▸ **TAREAS DEL EJERCICIO**:
#1 Indica si cada una de las afirmaciones siguientes coincide con el texto sobre la transición española. Responde sí o no y cita literalmente las palabras del texto que lo deciden.
(a) El líder comunista rechazó al nuevo rey.
(b) Las élites políticas llevaron a cabo la transformación en reservados de restaurantes.
(c) Durante la campaña, el joven andaluz se mostró a favor de la OTAN.
#2 Prolonga el texto sobre la transición española a partir de su última oración.

▸ **TEXTO DE LECTURA**:

El príncipe, que por años aguantó en silencio las majaderías del viejo dictador y juró lealtad al Movimiento Nacional, se preparaba para pasar una ley de reforma política que enterraba al franquismo en el pasado.
Lo hacía de la mano del joven andaluz que había obligado a su partido obrero a renunciar al marxismo y que luego, en medio de la reconversión industrial, diría sí a la OTAN, contra la que en campaña había despotricado.
Junto con ellos, el irreductible líder comunista, que tanta sangre vio derramarse por la idea de la República, reconocía y aplaudía al nuevo rey, mientras el ministro de Propaganda de Franco daba forma al partido de derechas que, al asumir las reglas del juego democrático, certificaba la muerte de la dictadura en la que los suyos campaban a sus anchas. La transición a la democracia en España fue una obra de traidores, de traidores a sus principios, a su palabra y a sus clientelas.
La gran transformación política que ha dado a España su época de mayor prosperidad y estabilidad, el régimen en el que más españoles han gozado de un buen nivel de vida y se les han respetado sus derechos fundamentales, esa transformación y ese régimen, son resultado de que sus élites políticas traicionaron sus principios de formación, se desdijeron de lo que por años habían dicho y decepcionaron a sus bases sociales de apoyo, todo en aras de unos objetivos que consideraban valiosos y que la historia se ha encargado de refrendar: valió la pena.
Lo hicieron calladitos en reservados de restaurantes, lo hicieron tolerando la impunidad de los criminales del pasado y lo hicieron manejando con sutileza las diferencias entre la versión que daban a los suyos sobre las negociaciones y lo que en estas discutían con sus contrapartes. Aunque tabú en una era de corrección política como la que vivimos, se trata de una verdad histórica y adquiere relevancia ahora que las Cortes parecieran incapaces de conformar gobierno.

▸ **MATERIAL PROPORCIONADO**:

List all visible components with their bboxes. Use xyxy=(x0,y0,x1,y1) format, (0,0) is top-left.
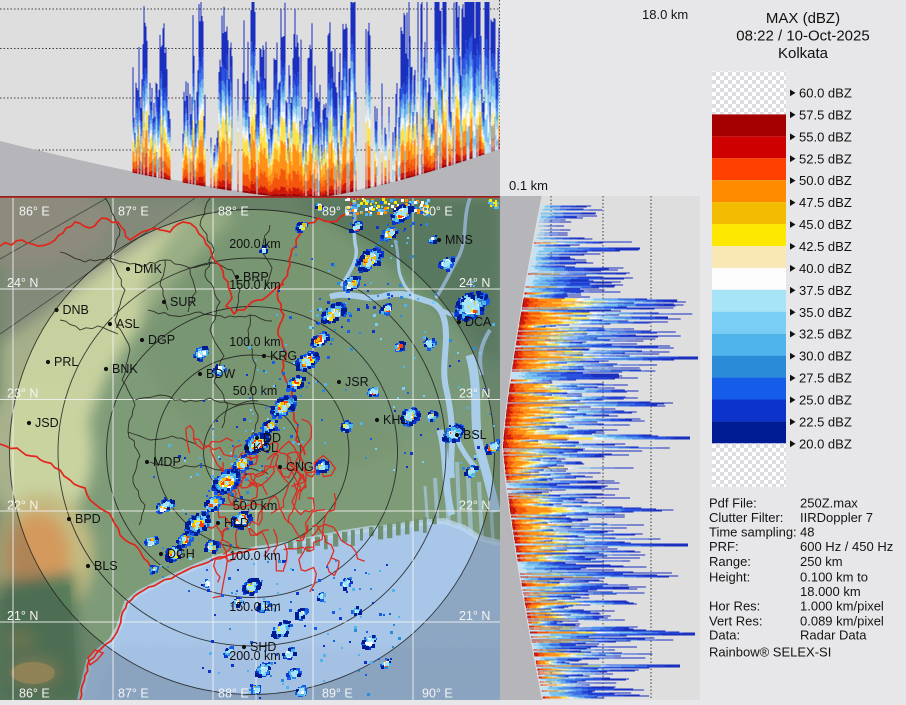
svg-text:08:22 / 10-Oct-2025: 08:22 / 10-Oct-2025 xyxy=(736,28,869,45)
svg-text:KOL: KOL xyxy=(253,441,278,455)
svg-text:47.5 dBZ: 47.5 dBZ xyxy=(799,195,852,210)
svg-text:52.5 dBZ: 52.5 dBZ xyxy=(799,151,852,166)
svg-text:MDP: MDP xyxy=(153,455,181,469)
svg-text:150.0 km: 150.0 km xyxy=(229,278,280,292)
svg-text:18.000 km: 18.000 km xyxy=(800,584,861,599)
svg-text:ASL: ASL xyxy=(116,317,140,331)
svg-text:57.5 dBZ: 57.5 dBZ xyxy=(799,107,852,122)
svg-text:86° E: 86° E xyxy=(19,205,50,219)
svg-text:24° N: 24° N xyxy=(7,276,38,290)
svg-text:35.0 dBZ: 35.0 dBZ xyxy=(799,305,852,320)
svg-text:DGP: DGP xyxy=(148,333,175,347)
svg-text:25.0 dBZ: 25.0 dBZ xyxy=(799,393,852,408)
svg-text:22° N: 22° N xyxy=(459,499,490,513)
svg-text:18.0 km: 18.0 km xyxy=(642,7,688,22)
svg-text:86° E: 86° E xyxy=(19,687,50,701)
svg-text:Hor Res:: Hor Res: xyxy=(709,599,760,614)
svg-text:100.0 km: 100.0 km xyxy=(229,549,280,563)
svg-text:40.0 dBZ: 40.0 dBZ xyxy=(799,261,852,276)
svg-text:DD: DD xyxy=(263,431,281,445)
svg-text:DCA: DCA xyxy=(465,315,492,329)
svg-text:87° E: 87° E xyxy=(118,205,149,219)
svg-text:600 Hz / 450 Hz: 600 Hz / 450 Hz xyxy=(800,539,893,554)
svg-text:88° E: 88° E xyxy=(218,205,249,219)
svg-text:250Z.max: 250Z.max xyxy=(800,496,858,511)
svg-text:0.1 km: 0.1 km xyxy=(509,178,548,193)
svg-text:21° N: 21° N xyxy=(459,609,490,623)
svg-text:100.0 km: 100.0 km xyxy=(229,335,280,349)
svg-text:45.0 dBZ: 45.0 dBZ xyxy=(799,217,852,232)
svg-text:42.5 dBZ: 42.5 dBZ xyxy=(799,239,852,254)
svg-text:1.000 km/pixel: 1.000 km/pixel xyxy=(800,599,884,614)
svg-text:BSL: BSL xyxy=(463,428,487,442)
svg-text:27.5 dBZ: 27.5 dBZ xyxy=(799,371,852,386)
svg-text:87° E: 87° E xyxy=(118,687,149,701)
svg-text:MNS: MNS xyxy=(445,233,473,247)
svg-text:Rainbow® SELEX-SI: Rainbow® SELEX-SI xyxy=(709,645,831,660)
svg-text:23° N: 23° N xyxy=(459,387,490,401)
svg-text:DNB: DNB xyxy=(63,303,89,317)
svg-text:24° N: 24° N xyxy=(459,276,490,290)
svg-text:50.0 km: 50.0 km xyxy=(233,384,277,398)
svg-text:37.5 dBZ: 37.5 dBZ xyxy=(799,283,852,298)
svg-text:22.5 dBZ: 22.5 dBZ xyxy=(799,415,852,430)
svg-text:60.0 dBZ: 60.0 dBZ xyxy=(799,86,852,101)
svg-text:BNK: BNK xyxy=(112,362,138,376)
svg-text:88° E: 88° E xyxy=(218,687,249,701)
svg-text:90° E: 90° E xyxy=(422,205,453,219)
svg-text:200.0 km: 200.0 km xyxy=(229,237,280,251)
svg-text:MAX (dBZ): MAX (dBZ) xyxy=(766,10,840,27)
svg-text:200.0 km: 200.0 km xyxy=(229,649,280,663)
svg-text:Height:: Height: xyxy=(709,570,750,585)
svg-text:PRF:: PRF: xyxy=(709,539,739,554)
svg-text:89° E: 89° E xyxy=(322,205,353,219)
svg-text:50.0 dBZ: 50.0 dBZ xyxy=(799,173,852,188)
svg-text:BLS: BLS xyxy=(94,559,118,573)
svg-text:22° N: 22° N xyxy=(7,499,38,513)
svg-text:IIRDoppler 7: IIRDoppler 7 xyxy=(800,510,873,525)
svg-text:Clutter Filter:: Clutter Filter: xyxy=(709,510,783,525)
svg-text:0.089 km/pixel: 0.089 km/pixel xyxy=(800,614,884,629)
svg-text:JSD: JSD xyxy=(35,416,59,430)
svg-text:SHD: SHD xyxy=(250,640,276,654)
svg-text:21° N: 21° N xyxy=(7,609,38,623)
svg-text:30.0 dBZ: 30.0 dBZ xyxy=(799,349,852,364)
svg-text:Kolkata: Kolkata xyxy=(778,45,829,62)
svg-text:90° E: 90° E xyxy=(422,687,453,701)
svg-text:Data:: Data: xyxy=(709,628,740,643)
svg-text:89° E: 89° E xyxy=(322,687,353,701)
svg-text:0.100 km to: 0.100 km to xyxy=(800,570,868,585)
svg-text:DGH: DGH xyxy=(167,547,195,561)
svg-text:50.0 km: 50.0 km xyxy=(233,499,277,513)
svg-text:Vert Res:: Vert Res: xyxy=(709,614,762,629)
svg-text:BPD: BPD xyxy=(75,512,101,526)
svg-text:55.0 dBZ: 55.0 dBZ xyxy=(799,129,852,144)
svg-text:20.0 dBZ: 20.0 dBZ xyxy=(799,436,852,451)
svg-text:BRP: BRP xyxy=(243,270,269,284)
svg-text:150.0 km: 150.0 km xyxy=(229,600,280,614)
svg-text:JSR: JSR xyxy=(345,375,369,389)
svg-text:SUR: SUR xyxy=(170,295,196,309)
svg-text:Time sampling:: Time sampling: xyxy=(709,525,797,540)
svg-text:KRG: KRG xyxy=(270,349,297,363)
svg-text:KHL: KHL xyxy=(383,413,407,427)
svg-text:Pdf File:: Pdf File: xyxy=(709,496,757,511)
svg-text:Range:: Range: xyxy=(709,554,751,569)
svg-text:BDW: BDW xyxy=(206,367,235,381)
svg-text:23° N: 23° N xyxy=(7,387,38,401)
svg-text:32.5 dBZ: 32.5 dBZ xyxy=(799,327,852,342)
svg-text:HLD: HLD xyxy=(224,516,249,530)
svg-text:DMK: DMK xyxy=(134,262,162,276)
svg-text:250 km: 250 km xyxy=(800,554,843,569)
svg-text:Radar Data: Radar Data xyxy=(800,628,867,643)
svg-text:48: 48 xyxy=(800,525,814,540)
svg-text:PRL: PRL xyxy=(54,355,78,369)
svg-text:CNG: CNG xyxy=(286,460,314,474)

==

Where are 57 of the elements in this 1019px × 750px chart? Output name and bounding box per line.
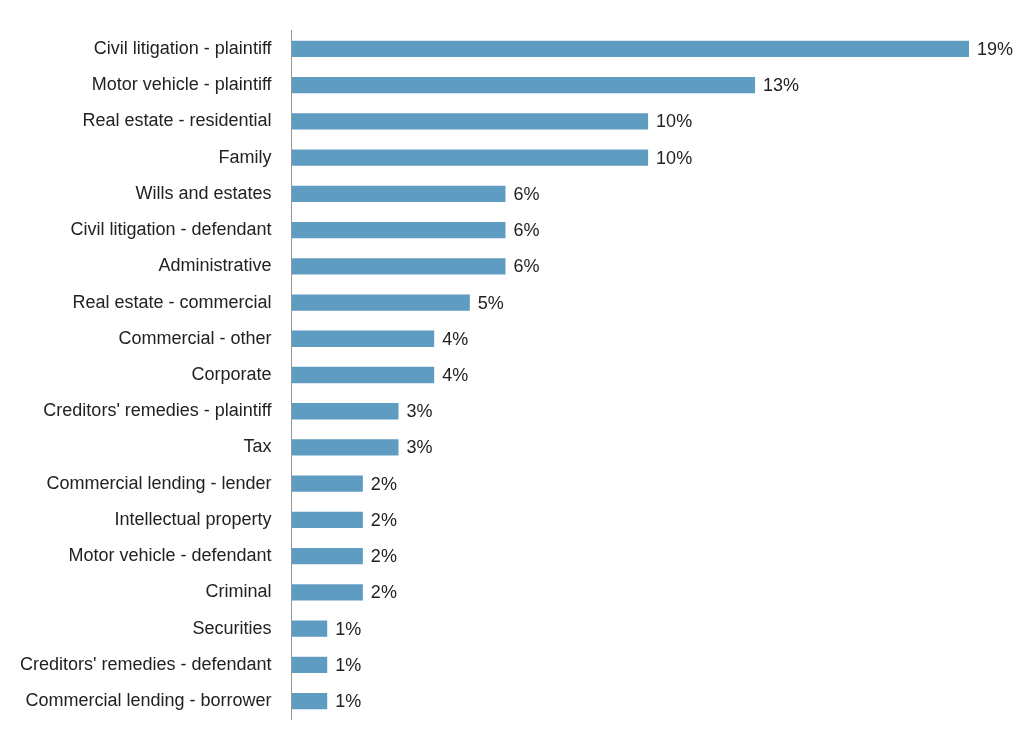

...

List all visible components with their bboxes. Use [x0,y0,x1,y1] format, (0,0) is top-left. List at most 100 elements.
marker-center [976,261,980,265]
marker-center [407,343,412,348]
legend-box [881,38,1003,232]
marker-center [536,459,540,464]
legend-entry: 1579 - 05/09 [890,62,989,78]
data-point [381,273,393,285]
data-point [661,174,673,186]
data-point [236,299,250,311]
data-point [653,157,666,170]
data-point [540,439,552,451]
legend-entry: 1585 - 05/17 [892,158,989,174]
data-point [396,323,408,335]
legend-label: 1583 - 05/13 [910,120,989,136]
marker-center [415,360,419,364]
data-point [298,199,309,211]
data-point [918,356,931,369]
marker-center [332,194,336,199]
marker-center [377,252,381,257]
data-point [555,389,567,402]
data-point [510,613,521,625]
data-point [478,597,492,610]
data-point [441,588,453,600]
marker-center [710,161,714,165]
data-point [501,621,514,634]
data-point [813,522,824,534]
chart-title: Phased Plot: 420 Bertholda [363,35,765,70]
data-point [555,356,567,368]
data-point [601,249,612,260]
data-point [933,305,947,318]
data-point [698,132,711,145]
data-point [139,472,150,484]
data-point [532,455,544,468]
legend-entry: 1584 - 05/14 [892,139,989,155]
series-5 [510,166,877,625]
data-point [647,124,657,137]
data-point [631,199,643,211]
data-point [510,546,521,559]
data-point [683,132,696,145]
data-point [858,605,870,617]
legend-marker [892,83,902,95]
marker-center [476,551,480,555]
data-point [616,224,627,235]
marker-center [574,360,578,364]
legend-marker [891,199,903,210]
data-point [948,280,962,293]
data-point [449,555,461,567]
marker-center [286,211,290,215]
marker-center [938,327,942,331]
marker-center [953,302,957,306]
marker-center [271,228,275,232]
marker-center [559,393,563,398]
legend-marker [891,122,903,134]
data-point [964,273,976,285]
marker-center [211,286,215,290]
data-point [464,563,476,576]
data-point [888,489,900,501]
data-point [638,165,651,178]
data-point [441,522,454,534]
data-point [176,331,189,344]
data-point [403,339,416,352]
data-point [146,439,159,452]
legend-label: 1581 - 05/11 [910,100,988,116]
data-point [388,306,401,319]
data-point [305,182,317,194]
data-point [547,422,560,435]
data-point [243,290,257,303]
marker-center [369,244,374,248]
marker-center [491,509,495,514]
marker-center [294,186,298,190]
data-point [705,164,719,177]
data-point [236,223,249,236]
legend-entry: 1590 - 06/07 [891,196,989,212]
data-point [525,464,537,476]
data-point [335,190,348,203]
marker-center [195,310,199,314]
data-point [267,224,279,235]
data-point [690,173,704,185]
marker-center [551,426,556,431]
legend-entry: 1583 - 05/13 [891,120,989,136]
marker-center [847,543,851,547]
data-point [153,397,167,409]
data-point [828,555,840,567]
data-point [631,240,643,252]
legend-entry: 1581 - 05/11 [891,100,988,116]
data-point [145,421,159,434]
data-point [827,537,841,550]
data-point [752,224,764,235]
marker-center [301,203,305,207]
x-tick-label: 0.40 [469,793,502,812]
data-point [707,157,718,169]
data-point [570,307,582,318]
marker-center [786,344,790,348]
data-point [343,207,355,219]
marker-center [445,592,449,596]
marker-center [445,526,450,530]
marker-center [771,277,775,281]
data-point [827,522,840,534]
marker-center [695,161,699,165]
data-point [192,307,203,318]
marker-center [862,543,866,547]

▸ **RESPUESTAS**:
#1
(a) No. El texto dice que el líder comunista «reconocía y aplaudía al nuevo rey».
(b) Sí. El texto dice: «Lo hicieron calladitos en reservados de restaurantes».
(c) No. Según el texto, el joven andaluz diría sí a la OTAN, «contra la que en campaña había despotricado».

#2
El problema. Al Partido Popular (PP) no lo votan ni el Partido Socialista Obrero Español (PSOE) ni Podemos, aduciendo ambos sus políticas de austeridad y problemas de corrupción.
Entre el PSOE y Podemos tampoco surge acuerdo, porque los segundos, aunque aprecian la unidad de España, exigen el derecho de los catalanes a decidir su independencia mediante un referéndum acotado a ese territorio, lo que choca con la línea roja fijada por los socialistas y también por Ciudadanos (cuarta fuerza más votada) de no pactar con agrupaciones que pongan en discusión el principio de que la soberanía reside en el conjunto del pueblo español.
Otro tanto de lo mismo ocurre en Cataluña. Los independentistas tienen los escaños para formar gobierno y echar a andar su proyecto, pero mientras la CUP (separatistas de extrema izquierda) pone como condición la no continuidad de Artur Mas al frente de la Generalitat, Junts pel Sí (coalición de derechas, izquierdas y de centro, unida por la aspiración secesionista) insiste en que el presidente necesariamente debe ser Mas. En ambos casos, en el Estado español y en la Comunidad Autónoma catalana, como nadie mueve ficha (no vaya a ser que los acusen de desdecirse), pareciera que deberán repetirse las votaciones. Nuevas consultas electorales que, en tanto previsiblemente no depararán mayorías absolutas para nadie, tampoco resolverán el problema.
Otra realidad. Sin duda hay otros factores que dificultan los acuerdos, pero uno fundamental es el lugar común de que el buen político es el que siempre se mantiene firme en sus convicciones, cumple su palabra y, sobre todo, hace lo que sus votantes quieren.
La realidad, sin embargo, es otra muy distinta. En sociedades plurales y fragmentadas, en que diversos sectores sociales defienden distintos valores y tienen diferentes intereses, la única forma de construir el mundo común, la única forma de hacer política, es llegando a acuerdos en los que todos, o al menos los grupos suficientes para imponerse, ganen algo.
Para ello es imprescindible, a la vez, que estén dispuestos a hacer concesiones a sus rivales y, en ese tanto, traicionar a sus votantes haciendo lo opuesto a lo que prometieron y actuando de forma contraria a como sus representados quisieran.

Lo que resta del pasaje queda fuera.